TASK DESCRIPTION:
Skip the pictures. Transcribe the rest of the data below without changing a word.

ENTRIES:
--------

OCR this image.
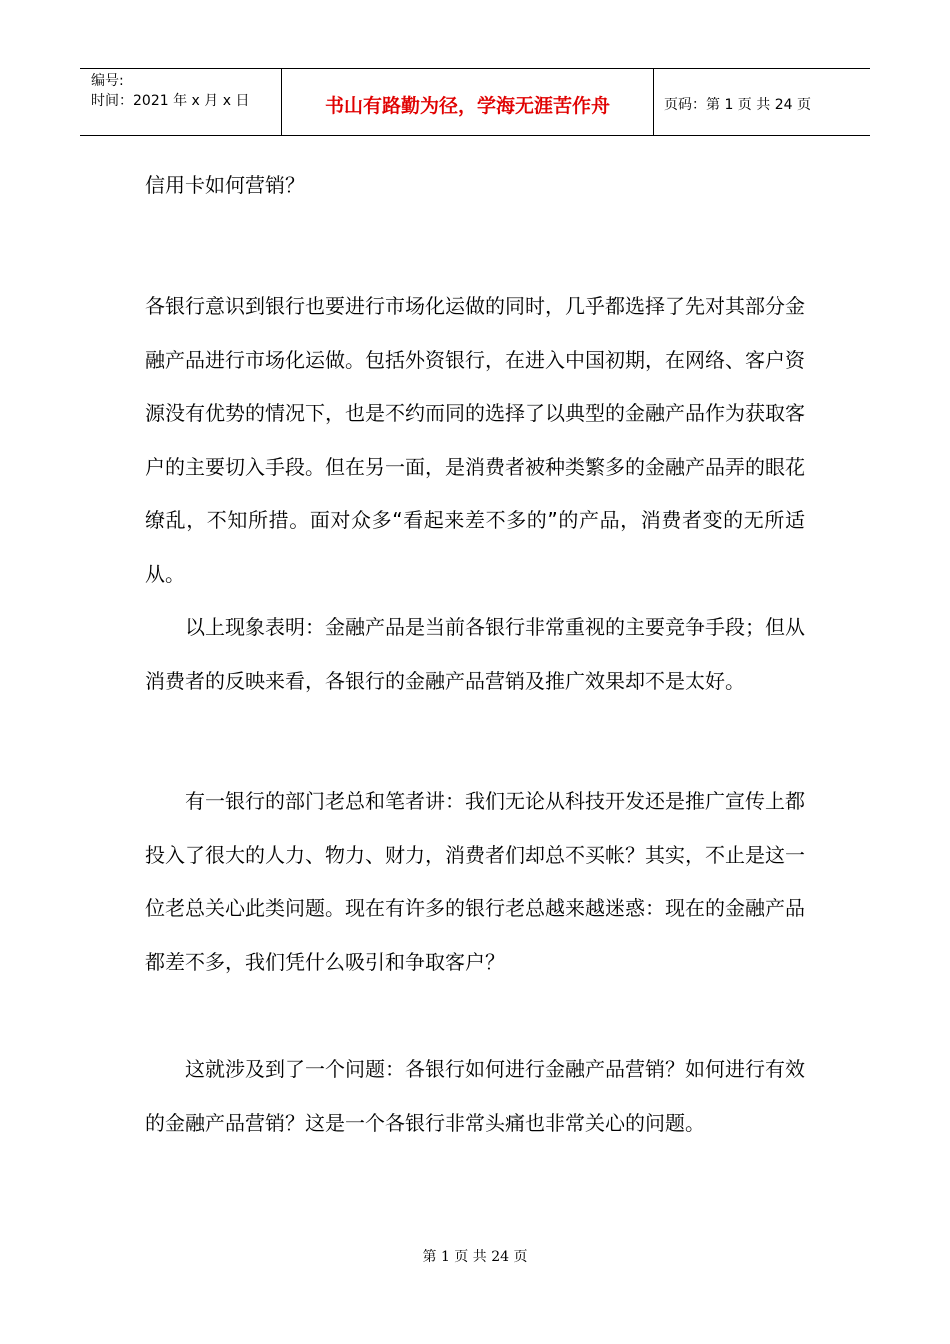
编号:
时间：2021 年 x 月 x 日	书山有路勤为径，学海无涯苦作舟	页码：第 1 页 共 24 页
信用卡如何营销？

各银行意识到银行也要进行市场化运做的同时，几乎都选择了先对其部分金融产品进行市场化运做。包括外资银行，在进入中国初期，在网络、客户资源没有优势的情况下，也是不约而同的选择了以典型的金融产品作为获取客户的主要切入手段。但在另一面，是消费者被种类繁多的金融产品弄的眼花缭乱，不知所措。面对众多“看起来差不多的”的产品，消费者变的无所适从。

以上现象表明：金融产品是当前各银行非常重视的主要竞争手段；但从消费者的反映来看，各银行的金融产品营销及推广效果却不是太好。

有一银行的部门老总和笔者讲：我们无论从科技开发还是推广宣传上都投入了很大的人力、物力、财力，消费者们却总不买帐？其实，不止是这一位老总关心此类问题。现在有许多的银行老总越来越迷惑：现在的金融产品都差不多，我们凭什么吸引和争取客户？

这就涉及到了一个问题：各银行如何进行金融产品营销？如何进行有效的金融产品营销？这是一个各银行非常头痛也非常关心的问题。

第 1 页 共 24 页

--------

THE OUTPUT:
OCR this image.
编号:
时间：2021 年 x 月 x 日	书山有路勤为径，学海无涯苦作舟	页码：第 1 页 共 24 页
信用卡如何营销？

各银行意识到银行也要进行市场化运做的同时，几乎都选择了先对其部分金融产品进行市场化运做。包括外资银行，在进入中国初期，在网络、客户资源没有优势的情况下，也是不约而同的选择了以典型的金融产品作为获取客户的主要切入手段。但在另一面，是消费者被种类繁多的金融产品弄的眼花缭乱，不知所措。面对众多“看起来差不多的”的产品，消费者变的无所适从。

以上现象表明：金融产品是当前各银行非常重视的主要竞争手段；但从消费者的反映来看，各银行的金融产品营销及推广效果却不是太好。

有一银行的部门老总和笔者讲：我们无论从科技开发还是推广宣传上都投入了很大的人力、物力、财力，消费者们却总不买帐？其实，不止是这一位老总关心此类问题。现在有许多的银行老总越来越迷惑：现在的金融产品都差不多，我们凭什么吸引和争取客户？

这就涉及到了一个问题：各银行如何进行金融产品营销？如何进行有效的金融产品营销？这是一个各银行非常头痛也非常关心的问题。

第 1 页 共 24 页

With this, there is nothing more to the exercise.